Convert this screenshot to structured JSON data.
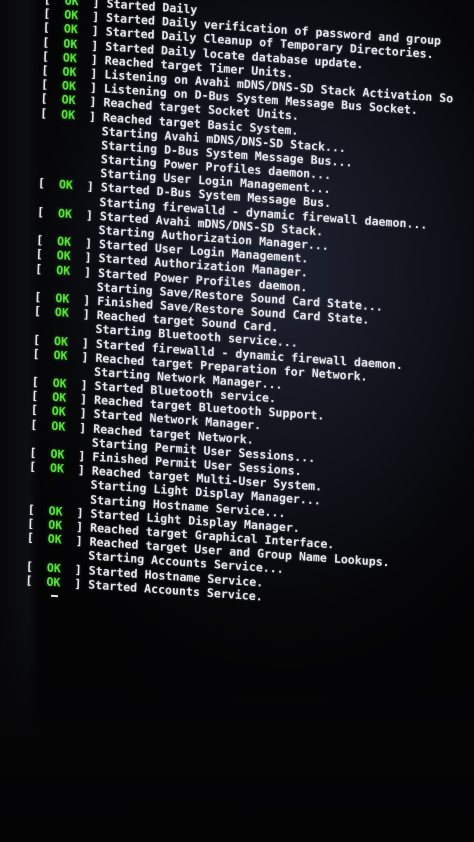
{
  "ok_label": "OK",
  "lines": [
    {
      "ok": true,
      "text": "Started Daily"
    },
    {
      "ok": true,
      "text": "Started Daily verification of password and group"
    },
    {
      "ok": true,
      "text": "Started Daily Cleanup of Temporary Directories."
    },
    {
      "ok": true,
      "text": "Started Daily locate database update."
    },
    {
      "ok": true,
      "text": "Reached target Timer Units."
    },
    {
      "ok": true,
      "text": "Listening on Avahi mDNS/DNS-SD Stack Activation So"
    },
    {
      "ok": true,
      "text": "Listening on D-Bus System Message Bus Socket."
    },
    {
      "ok": true,
      "text": "Reached target Socket Units."
    },
    {
      "ok": true,
      "text": "Reached target Basic System."
    },
    {
      "ok": false,
      "text": "Starting Avahi mDNS/DNS-SD Stack..."
    },
    {
      "ok": false,
      "text": "Starting D-Bus System Message Bus..."
    },
    {
      "ok": false,
      "text": "Starting Power Profiles daemon..."
    },
    {
      "ok": false,
      "text": "Starting User Login Management..."
    },
    {
      "ok": true,
      "text": "Started D-Bus System Message Bus."
    },
    {
      "ok": false,
      "text": "Starting firewalld - dynamic firewall daemon..."
    },
    {
      "ok": true,
      "text": "Started Avahi mDNS/DNS-SD Stack."
    },
    {
      "ok": false,
      "text": "Starting Authorization Manager..."
    },
    {
      "ok": true,
      "text": "Started User Login Management."
    },
    {
      "ok": true,
      "text": "Started Authorization Manager."
    },
    {
      "ok": true,
      "text": "Started Power Profiles daemon."
    },
    {
      "ok": false,
      "text": "Starting Save/Restore Sound Card State..."
    },
    {
      "ok": true,
      "text": "Finished Save/Restore Sound Card State."
    },
    {
      "ok": true,
      "text": "Reached target Sound Card."
    },
    {
      "ok": false,
      "text": "Starting Bluetooth service..."
    },
    {
      "ok": true,
      "text": "Started firewalld - dynamic firewall daemon."
    },
    {
      "ok": true,
      "text": "Reached target Preparation for Network."
    },
    {
      "ok": false,
      "text": "Starting Network Manager..."
    },
    {
      "ok": true,
      "text": "Started Bluetooth service."
    },
    {
      "ok": true,
      "text": "Reached target Bluetooth Support."
    },
    {
      "ok": true,
      "text": "Started Network Manager."
    },
    {
      "ok": true,
      "text": "Reached target Network."
    },
    {
      "ok": false,
      "text": "Starting Permit User Sessions..."
    },
    {
      "ok": true,
      "text": "Finished Permit User Sessions."
    },
    {
      "ok": true,
      "text": "Reached target Multi-User System."
    },
    {
      "ok": false,
      "text": "Starting Light Display Manager..."
    },
    {
      "ok": false,
      "text": "Starting Hostname Service..."
    },
    {
      "ok": true,
      "text": "Started Light Display Manager."
    },
    {
      "ok": true,
      "text": "Reached target Graphical Interface."
    },
    {
      "ok": true,
      "text": "Reached target User and Group Name Lookups."
    },
    {
      "ok": false,
      "text": "Starting Accounts Service..."
    },
    {
      "ok": true,
      "text": "Started Hostname Service."
    },
    {
      "ok": true,
      "text": "Started Accounts Service."
    }
  ],
  "colors": {
    "ok_green": "#58e23a",
    "text": "#e6e6ea",
    "screen_bg": "#10121a"
  }
}
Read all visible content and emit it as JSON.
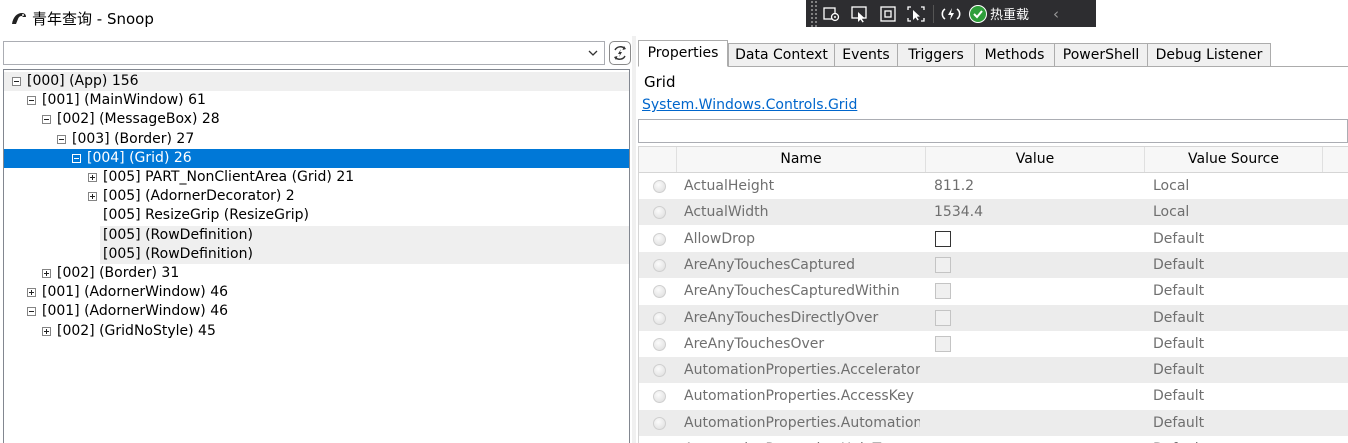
{
  "window": {
    "title": "青年查询 - Snoop"
  },
  "debug_toolbar": {
    "tools": [
      "select-element-icon",
      "cursor-select-icon",
      "display-adorners-icon",
      "track-focus-icon",
      "hot-reload-settings-icon"
    ],
    "hot_reload_label": "热重载",
    "collapse_label": "‹"
  },
  "tree": {
    "filter_value": "",
    "dropdown_glyph": "⌄",
    "nodes": [
      {
        "label": "[000]  (App) 156",
        "toggle": "minus"
      },
      {
        "label": "[001]  (MainWindow) 61",
        "toggle": "minus"
      },
      {
        "label": "[002]  (MessageBox) 28",
        "toggle": "minus"
      },
      {
        "label": "[003]  (Border) 27",
        "toggle": "minus"
      },
      {
        "label": "[004]  (Grid) 26",
        "toggle": "minus",
        "selected": true
      },
      {
        "label": "[005] PART_NonClientArea (Grid) 21",
        "toggle": "plus"
      },
      {
        "label": "[005]  (AdornerDecorator) 2",
        "toggle": "plus"
      },
      {
        "label": "[005] ResizeGrip (ResizeGrip)",
        "toggle": "none"
      },
      {
        "label": "[005]  (RowDefinition)",
        "toggle": "none"
      },
      {
        "label": "[005]  (RowDefinition)",
        "toggle": "none"
      },
      {
        "label": "[002]  (Border) 31",
        "toggle": "plus"
      },
      {
        "label": "[001]  (AdornerWindow) 46",
        "toggle": "plus"
      },
      {
        "label": "[001]  (AdornerWindow) 46",
        "toggle": "minus"
      },
      {
        "label": "[002]  (GridNoStyle) 45",
        "toggle": "plus"
      }
    ]
  },
  "tabs": [
    "Properties",
    "Data Context",
    "Events",
    "Triggers",
    "Methods",
    "PowerShell",
    "Debug Listener"
  ],
  "inspector": {
    "object_name": "Grid",
    "object_type": "System.Windows.Controls.Grid",
    "filter_value": ""
  },
  "property_grid": {
    "columns": [
      "Name",
      "Value",
      "Value Source"
    ],
    "rows": [
      {
        "name": "ActualHeight",
        "value": "811.2",
        "kind": "text",
        "source": "Local"
      },
      {
        "name": "ActualWidth",
        "value": "1534.4",
        "kind": "text",
        "source": "Local"
      },
      {
        "name": "AllowDrop",
        "value": "",
        "kind": "checkbox",
        "checked": false,
        "enabled": true,
        "source": "Default"
      },
      {
        "name": "AreAnyTouchesCaptured",
        "value": "",
        "kind": "checkbox",
        "checked": false,
        "enabled": false,
        "source": "Default"
      },
      {
        "name": "AreAnyTouchesCapturedWithin",
        "value": "",
        "kind": "checkbox",
        "checked": false,
        "enabled": false,
        "source": "Default"
      },
      {
        "name": "AreAnyTouchesDirectlyOver",
        "value": "",
        "kind": "checkbox",
        "checked": false,
        "enabled": false,
        "source": "Default"
      },
      {
        "name": "AreAnyTouchesOver",
        "value": "",
        "kind": "checkbox",
        "checked": false,
        "enabled": false,
        "source": "Default"
      },
      {
        "name": "AutomationProperties.AcceleratorKey",
        "value": "",
        "kind": "text",
        "source": "Default"
      },
      {
        "name": "AutomationProperties.AccessKey",
        "value": "",
        "kind": "text",
        "source": "Default"
      },
      {
        "name": "AutomationProperties.AutomationId",
        "value": "",
        "kind": "text",
        "source": "Default"
      },
      {
        "name": "AutomationProperties.HelpText",
        "value": "",
        "kind": "text",
        "source": "Default"
      }
    ]
  },
  "colors": {
    "selection": "#0078d7",
    "link": "#0066cc",
    "toolbar_bg": "#2d2d30",
    "hot_reload_ok": "#2e9e3a"
  }
}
----
Each line of the data should be quoted exactly, with pictures left out.

## In response:
Convert this screenshot to structured JSON data.
{
  "ok_label": "OK",
  "lines": [
    {
      "ok": true,
      "text": "Started Daily"
    },
    {
      "ok": true,
      "text": "Started Daily verification of password and group"
    },
    {
      "ok": true,
      "text": "Started Daily Cleanup of Temporary Directories."
    },
    {
      "ok": true,
      "text": "Started Daily locate database update."
    },
    {
      "ok": true,
      "text": "Reached target Timer Units."
    },
    {
      "ok": true,
      "text": "Listening on Avahi mDNS/DNS-SD Stack Activation So"
    },
    {
      "ok": true,
      "text": "Listening on D-Bus System Message Bus Socket."
    },
    {
      "ok": true,
      "text": "Reached target Socket Units."
    },
    {
      "ok": true,
      "text": "Reached target Basic System."
    },
    {
      "ok": false,
      "text": "Starting Avahi mDNS/DNS-SD Stack..."
    },
    {
      "ok": false,
      "text": "Starting D-Bus System Message Bus..."
    },
    {
      "ok": false,
      "text": "Starting Power Profiles daemon..."
    },
    {
      "ok": false,
      "text": "Starting User Login Management..."
    },
    {
      "ok": true,
      "text": "Started D-Bus System Message Bus."
    },
    {
      "ok": false,
      "text": "Starting firewalld - dynamic firewall daemon..."
    },
    {
      "ok": true,
      "text": "Started Avahi mDNS/DNS-SD Stack."
    },
    {
      "ok": false,
      "text": "Starting Authorization Manager..."
    },
    {
      "ok": true,
      "text": "Started User Login Management."
    },
    {
      "ok": true,
      "text": "Started Authorization Manager."
    },
    {
      "ok": true,
      "text": "Started Power Profiles daemon."
    },
    {
      "ok": false,
      "text": "Starting Save/Restore Sound Card State..."
    },
    {
      "ok": true,
      "text": "Finished Save/Restore Sound Card State."
    },
    {
      "ok": true,
      "text": "Reached target Sound Card."
    },
    {
      "ok": false,
      "text": "Starting Bluetooth service..."
    },
    {
      "ok": true,
      "text": "Started firewalld - dynamic firewall daemon."
    },
    {
      "ok": true,
      "text": "Reached target Preparation for Network."
    },
    {
      "ok": false,
      "text": "Starting Network Manager..."
    },
    {
      "ok": true,
      "text": "Started Bluetooth service."
    },
    {
      "ok": true,
      "text": "Reached target Bluetooth Support."
    },
    {
      "ok": true,
      "text": "Started Network Manager."
    },
    {
      "ok": true,
      "text": "Reached target Network."
    },
    {
      "ok": false,
      "text": "Starting Permit User Sessions..."
    },
    {
      "ok": true,
      "text": "Finished Permit User Sessions."
    },
    {
      "ok": true,
      "text": "Reached target Multi-User System."
    },
    {
      "ok": false,
      "text": "Starting Light Display Manager..."
    },
    {
      "ok": false,
      "text": "Starting Hostname Service..."
    },
    {
      "ok": true,
      "text": "Started Light Display Manager."
    },
    {
      "ok": true,
      "text": "Reached target Graphical Interface."
    },
    {
      "ok": true,
      "text": "Reached target User and Group Name Lookups."
    },
    {
      "ok": false,
      "text": "Starting Accounts Service..."
    },
    {
      "ok": true,
      "text": "Started Hostname Service."
    },
    {
      "ok": true,
      "text": "Started Accounts Service."
    }
  ],
  "colors": {
    "ok_green": "#58e23a",
    "text": "#e6e6ea",
    "screen_bg": "#10121a"
  }
}
Read all visible content and emit it as JSON.
{
  "window": {
    "title": "青年查询 - Snoop"
  },
  "debug_toolbar": {
    "tools": [
      "select-element-icon",
      "cursor-select-icon",
      "display-adorners-icon",
      "track-focus-icon",
      "hot-reload-settings-icon"
    ],
    "hot_reload_label": "热重载",
    "collapse_label": "‹"
  },
  "tree": {
    "filter_value": "",
    "dropdown_glyph": "⌄",
    "nodes": [
      {
        "label": "[000]  (App) 156",
        "toggle": "minus"
      },
      {
        "label": "[001]  (MainWindow) 61",
        "toggle": "minus"
      },
      {
        "label": "[002]  (MessageBox) 28",
        "toggle": "minus"
      },
      {
        "label": "[003]  (Border) 27",
        "toggle": "minus"
      },
      {
        "label": "[004]  (Grid) 26",
        "toggle": "minus",
        "selected": true
      },
      {
        "label": "[005] PART_NonClientArea (Grid) 21",
        "toggle": "plus"
      },
      {
        "label": "[005]  (AdornerDecorator) 2",
        "toggle": "plus"
      },
      {
        "label": "[005] ResizeGrip (ResizeGrip)",
        "toggle": "none"
      },
      {
        "label": "[005]  (RowDefinition)",
        "toggle": "none"
      },
      {
        "label": "[005]  (RowDefinition)",
        "toggle": "none"
      },
      {
        "label": "[002]  (Border) 31",
        "toggle": "plus"
      },
      {
        "label": "[001]  (AdornerWindow) 46",
        "toggle": "plus"
      },
      {
        "label": "[001]  (AdornerWindow) 46",
        "toggle": "minus"
      },
      {
        "label": "[002]  (GridNoStyle) 45",
        "toggle": "plus"
      }
    ]
  },
  "tabs": [
    "Properties",
    "Data Context",
    "Events",
    "Triggers",
    "Methods",
    "PowerShell",
    "Debug Listener"
  ],
  "inspector": {
    "object_name": "Grid",
    "object_type": "System.Windows.Controls.Grid",
    "filter_value": ""
  },
  "property_grid": {
    "columns": [
      "Name",
      "Value",
      "Value Source"
    ],
    "rows": [
      {
        "name": "ActualHeight",
        "value": "811.2",
        "kind": "text",
        "source": "Local"
      },
      {
        "name": "ActualWidth",
        "value": "1534.4",
        "kind": "text",
        "source": "Local"
      },
      {
        "name": "AllowDrop",
        "value": "",
        "kind": "checkbox",
        "checked": false,
        "enabled": true,
        "source": "Default"
      },
      {
        "name": "AreAnyTouchesCaptured",
        "value": "",
        "kind": "checkbox",
        "checked": false,
        "enabled": false,
        "source": "Default"
      },
      {
        "name": "AreAnyTouchesCapturedWithin",
        "value": "",
        "kind": "checkbox",
        "checked": false,
        "enabled": false,
        "source": "Default"
      },
      {
        "name": "AreAnyTouchesDirectlyOver",
        "value": "",
        "kind": "checkbox",
        "checked": false,
        "enabled": false,
        "source": "Default"
      },
      {
        "name": "AreAnyTouchesOver",
        "value": "",
        "kind": "checkbox",
        "checked": false,
        "enabled": false,
        "source": "Default"
      },
      {
        "name": "AutomationProperties.AcceleratorKey",
        "value": "",
        "kind": "text",
        "source": "Default"
      },
      {
        "name": "AutomationProperties.AccessKey",
        "value": "",
        "kind": "text",
        "source": "Default"
      },
      {
        "name": "AutomationProperties.AutomationId",
        "value": "",
        "kind": "text",
        "source": "Default"
      },
      {
        "name": "AutomationProperties.HelpText",
        "value": "",
        "kind": "text",
        "source": "Default"
      }
    ]
  },
  "colors": {
    "selection": "#0078d7",
    "link": "#0066cc",
    "toolbar_bg": "#2d2d30",
    "hot_reload_ok": "#2e9e3a"
  }
}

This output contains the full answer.